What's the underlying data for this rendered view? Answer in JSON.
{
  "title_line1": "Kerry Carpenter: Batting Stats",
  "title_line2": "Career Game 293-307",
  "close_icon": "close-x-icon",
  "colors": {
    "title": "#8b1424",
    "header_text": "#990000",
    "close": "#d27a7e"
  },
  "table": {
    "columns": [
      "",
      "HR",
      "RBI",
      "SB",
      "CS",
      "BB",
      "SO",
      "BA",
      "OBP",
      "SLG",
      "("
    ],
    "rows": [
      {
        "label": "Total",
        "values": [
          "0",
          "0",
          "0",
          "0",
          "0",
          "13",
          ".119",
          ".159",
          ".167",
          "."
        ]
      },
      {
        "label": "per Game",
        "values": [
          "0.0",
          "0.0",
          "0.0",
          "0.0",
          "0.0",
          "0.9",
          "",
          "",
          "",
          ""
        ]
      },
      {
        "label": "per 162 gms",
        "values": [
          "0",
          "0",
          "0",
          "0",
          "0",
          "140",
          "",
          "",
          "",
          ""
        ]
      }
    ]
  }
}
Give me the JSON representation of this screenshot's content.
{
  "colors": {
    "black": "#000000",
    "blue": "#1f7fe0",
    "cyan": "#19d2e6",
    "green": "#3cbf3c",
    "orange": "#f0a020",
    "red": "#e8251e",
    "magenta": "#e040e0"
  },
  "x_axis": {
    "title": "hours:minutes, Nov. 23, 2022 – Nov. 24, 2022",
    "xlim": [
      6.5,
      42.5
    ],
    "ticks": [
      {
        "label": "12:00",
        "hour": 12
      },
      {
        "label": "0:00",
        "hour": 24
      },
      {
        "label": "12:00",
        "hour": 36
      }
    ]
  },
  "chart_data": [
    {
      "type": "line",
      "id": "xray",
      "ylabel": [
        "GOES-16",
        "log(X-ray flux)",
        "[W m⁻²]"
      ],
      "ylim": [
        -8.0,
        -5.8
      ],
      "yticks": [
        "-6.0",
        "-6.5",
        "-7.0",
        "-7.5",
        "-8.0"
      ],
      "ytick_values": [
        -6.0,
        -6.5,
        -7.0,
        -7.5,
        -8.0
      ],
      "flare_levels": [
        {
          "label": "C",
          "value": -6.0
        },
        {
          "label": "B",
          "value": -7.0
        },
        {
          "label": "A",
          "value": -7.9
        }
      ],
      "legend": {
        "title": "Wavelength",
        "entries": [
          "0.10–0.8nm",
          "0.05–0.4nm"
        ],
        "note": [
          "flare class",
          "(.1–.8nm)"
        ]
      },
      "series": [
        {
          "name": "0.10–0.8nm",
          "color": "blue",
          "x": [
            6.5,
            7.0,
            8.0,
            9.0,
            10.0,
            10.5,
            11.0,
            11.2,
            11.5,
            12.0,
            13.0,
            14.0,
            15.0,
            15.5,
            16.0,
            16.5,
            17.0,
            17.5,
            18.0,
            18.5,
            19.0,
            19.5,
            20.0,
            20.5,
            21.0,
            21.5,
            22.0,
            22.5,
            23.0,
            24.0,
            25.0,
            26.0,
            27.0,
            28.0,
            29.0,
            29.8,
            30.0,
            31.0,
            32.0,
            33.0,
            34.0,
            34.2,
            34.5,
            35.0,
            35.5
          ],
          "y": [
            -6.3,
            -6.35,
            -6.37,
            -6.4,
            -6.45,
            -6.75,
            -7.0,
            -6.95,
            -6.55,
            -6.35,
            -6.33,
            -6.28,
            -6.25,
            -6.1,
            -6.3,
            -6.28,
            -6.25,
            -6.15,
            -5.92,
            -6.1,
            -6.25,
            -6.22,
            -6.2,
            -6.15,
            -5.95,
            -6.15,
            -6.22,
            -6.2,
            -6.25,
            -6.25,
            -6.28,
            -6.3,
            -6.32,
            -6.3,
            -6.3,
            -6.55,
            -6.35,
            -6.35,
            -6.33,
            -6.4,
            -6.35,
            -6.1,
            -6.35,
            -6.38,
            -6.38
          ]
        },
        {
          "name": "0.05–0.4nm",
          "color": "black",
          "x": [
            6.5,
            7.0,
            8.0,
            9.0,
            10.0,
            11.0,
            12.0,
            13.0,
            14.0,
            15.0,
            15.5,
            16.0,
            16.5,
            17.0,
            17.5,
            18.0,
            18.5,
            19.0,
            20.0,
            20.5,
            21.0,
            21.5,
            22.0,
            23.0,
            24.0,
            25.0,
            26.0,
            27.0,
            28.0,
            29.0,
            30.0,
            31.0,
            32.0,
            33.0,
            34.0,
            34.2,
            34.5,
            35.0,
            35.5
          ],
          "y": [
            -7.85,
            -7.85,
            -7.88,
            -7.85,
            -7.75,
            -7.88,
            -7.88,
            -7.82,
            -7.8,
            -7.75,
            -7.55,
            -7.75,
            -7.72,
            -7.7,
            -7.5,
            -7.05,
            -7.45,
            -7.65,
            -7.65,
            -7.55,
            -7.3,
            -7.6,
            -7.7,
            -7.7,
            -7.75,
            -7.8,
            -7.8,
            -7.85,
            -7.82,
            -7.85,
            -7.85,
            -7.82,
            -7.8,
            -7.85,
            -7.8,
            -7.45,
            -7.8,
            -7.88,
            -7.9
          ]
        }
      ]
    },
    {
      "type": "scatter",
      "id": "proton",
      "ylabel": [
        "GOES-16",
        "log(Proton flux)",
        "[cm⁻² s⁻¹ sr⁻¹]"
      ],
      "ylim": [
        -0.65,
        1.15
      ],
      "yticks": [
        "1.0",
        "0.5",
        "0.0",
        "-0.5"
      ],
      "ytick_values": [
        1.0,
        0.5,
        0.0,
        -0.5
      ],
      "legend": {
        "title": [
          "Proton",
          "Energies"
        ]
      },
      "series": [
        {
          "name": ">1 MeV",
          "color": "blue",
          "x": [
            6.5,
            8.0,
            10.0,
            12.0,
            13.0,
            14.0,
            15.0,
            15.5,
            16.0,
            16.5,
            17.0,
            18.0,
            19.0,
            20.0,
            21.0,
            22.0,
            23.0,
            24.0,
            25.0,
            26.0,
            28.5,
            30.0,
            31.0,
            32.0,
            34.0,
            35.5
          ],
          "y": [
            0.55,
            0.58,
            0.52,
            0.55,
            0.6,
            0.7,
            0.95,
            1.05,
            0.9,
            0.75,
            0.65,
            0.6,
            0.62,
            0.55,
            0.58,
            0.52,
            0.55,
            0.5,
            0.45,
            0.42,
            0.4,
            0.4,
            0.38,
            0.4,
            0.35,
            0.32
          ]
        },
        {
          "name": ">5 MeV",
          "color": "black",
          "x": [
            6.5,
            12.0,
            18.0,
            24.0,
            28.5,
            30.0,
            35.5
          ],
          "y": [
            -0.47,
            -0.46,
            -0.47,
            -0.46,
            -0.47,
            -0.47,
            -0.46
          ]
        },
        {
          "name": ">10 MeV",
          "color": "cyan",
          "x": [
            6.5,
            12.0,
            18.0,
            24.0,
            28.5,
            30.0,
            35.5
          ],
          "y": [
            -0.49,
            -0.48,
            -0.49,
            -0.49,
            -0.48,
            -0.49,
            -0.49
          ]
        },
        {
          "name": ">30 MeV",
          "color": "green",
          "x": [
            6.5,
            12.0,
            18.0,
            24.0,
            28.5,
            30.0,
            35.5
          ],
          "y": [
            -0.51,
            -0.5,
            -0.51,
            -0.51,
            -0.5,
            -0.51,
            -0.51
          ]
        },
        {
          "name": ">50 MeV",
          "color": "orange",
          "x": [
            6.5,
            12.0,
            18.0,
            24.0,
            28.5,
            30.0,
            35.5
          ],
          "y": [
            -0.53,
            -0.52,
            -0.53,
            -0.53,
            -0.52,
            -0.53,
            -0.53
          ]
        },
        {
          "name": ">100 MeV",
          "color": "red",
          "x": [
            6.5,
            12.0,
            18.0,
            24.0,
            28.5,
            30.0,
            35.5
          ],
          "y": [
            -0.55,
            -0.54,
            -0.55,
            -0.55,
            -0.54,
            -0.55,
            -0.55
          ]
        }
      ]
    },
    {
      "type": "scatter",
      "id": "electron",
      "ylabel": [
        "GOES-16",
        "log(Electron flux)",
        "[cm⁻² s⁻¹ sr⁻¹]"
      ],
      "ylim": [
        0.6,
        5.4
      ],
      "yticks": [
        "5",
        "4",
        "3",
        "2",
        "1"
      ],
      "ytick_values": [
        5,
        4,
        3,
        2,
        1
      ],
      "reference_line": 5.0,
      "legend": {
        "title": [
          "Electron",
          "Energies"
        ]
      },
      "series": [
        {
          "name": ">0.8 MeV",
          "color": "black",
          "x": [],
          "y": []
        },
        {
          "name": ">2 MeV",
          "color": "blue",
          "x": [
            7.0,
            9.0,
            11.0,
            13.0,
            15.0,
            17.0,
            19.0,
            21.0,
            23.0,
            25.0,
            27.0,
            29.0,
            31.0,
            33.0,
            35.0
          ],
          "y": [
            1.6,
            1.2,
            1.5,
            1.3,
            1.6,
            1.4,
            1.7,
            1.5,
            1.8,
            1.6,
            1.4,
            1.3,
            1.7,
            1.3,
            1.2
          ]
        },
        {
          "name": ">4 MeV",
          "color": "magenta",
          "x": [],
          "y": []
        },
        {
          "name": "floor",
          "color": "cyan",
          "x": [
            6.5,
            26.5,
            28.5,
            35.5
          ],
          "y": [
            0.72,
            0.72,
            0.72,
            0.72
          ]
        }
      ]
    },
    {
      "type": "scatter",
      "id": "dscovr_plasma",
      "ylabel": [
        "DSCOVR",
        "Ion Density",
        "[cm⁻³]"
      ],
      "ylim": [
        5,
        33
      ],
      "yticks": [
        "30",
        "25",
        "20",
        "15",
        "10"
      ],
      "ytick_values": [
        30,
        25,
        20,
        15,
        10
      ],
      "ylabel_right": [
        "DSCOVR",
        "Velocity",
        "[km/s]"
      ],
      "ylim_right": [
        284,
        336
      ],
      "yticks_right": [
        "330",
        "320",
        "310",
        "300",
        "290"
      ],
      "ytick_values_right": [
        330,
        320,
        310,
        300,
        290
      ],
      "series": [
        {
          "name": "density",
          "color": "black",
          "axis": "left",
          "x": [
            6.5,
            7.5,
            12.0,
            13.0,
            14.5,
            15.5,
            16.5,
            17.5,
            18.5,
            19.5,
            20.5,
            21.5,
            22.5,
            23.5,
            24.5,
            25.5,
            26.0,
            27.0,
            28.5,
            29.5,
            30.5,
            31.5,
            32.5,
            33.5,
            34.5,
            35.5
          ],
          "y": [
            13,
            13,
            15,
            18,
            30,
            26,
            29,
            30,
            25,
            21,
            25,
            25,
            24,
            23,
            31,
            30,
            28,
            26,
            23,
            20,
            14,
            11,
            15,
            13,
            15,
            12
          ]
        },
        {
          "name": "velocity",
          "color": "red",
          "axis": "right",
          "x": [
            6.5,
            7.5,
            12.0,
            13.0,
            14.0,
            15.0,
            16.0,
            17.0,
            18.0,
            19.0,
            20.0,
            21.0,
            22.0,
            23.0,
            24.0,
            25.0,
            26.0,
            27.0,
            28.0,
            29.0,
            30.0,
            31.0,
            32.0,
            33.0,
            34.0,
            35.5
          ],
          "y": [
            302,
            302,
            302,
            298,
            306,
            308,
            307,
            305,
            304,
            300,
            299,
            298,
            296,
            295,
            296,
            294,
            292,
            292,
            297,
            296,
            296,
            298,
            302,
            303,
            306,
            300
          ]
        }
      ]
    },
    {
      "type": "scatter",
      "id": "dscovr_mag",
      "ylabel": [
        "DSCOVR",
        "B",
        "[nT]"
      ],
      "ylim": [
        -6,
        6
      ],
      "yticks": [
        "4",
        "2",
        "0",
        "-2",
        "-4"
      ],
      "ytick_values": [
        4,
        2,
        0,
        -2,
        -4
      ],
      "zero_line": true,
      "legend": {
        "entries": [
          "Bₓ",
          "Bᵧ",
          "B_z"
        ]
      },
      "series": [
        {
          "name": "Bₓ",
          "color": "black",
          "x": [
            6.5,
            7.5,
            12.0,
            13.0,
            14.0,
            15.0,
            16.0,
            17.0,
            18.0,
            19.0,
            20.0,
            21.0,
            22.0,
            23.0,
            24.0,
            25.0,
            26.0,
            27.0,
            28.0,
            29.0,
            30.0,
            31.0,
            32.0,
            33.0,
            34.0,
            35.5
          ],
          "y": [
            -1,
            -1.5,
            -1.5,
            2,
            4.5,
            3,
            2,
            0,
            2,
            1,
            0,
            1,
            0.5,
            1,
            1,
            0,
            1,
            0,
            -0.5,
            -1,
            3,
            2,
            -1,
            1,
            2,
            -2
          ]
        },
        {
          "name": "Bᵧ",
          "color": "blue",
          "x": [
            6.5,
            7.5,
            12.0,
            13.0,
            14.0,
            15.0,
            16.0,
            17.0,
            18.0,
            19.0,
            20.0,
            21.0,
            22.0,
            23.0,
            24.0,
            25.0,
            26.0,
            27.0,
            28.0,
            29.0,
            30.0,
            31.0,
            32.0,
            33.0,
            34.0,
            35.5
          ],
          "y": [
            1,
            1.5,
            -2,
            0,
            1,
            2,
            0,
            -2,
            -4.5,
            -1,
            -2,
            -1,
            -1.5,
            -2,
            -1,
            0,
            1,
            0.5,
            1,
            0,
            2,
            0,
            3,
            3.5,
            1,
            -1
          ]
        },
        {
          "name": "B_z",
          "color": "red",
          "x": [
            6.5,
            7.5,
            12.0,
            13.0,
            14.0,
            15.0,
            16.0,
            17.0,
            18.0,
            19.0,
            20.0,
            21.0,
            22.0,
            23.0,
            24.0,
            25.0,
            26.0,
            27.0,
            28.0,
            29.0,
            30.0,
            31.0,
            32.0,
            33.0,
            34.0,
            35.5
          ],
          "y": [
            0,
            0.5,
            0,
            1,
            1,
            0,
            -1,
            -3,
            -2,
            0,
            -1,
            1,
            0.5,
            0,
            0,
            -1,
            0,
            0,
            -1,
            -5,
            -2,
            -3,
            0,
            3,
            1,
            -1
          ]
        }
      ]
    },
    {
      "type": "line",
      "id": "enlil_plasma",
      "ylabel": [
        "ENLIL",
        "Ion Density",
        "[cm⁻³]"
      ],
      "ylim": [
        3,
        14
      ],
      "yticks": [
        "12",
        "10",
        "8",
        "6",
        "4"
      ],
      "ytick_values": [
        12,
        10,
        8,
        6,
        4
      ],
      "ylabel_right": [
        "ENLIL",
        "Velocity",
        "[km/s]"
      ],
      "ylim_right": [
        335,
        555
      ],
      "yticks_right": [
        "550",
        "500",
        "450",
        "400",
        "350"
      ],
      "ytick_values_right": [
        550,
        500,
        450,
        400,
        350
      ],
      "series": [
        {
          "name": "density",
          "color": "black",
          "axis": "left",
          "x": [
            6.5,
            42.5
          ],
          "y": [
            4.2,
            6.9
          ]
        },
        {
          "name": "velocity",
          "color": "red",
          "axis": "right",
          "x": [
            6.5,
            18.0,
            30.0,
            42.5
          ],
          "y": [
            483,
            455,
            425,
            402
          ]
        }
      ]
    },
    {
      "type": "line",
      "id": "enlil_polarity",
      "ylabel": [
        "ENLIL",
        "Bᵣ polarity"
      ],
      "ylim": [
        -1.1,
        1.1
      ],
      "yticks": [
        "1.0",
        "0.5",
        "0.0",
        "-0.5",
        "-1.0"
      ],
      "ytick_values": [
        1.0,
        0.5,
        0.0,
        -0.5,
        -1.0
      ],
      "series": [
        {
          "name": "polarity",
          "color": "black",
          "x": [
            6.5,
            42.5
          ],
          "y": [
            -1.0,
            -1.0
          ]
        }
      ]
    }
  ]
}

Exercise goal =>
Find all lines holding the string "JSON" and copy them.

Exercise answer =>
What's the underlying data for this rendered view? Answer in JSON.
Give me the JSON representation of this screenshot's content.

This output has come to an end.